To do -> Count the lines below that include the word "image" and write that number alone.

+++++

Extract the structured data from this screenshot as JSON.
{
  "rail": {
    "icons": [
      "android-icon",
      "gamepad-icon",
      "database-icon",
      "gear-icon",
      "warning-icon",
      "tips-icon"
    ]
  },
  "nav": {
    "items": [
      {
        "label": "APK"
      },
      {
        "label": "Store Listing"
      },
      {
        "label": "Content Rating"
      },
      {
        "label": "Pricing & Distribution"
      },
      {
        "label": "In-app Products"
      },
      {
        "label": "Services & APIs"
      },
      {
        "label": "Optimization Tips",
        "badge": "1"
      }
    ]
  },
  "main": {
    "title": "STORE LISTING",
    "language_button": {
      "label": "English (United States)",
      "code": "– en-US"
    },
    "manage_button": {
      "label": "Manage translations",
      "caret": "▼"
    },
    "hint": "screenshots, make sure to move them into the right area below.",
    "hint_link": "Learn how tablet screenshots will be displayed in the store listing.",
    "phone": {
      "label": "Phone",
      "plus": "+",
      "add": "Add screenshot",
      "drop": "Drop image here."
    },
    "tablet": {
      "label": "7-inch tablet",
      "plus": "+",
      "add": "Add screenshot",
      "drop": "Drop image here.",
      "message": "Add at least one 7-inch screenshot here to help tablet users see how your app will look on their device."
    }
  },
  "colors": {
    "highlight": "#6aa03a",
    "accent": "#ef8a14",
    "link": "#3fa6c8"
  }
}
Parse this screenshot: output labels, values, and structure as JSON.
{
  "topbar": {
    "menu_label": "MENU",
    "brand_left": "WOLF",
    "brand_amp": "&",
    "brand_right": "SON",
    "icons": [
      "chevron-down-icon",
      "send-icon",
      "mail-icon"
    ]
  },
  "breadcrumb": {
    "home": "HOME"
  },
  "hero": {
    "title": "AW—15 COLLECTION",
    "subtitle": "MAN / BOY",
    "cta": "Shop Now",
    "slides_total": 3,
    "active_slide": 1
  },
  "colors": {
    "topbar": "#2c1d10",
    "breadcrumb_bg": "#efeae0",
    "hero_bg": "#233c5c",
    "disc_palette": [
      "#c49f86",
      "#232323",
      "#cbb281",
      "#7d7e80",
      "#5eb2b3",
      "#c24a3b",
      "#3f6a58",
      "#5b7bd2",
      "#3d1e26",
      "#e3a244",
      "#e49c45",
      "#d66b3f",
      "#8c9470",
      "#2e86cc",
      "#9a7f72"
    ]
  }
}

+++++

Problem solution -> 2